───── DATA ROWS ─────

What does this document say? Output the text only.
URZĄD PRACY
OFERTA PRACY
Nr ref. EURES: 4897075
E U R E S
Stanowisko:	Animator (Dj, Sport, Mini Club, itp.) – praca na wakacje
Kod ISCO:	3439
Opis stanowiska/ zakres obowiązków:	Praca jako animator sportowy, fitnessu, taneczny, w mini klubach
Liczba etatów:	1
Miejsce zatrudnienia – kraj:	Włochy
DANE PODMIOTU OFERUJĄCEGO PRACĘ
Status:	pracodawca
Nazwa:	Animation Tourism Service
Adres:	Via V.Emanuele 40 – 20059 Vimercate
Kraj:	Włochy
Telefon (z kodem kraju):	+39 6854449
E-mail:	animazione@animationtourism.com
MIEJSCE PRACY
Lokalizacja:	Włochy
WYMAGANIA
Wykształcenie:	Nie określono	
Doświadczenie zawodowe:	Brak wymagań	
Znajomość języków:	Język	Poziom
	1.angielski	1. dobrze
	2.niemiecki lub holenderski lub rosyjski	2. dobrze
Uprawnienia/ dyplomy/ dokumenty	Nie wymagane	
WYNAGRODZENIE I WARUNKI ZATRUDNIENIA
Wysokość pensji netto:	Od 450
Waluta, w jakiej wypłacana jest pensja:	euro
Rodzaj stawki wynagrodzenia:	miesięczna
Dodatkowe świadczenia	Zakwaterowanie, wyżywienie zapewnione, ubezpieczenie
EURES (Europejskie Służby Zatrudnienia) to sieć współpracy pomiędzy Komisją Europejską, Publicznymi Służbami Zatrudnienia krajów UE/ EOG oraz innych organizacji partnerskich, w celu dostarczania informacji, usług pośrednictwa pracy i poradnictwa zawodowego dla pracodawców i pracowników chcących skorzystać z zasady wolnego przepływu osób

─────

DO THIS:
Set out every line from the material that contains the string "Włochy".

RESULT OF THIS EXERCISE:
Miejsce zatrudnienia – kraj:	Włochy
Kraj:	Włochy
Lokalizacja:	Włochy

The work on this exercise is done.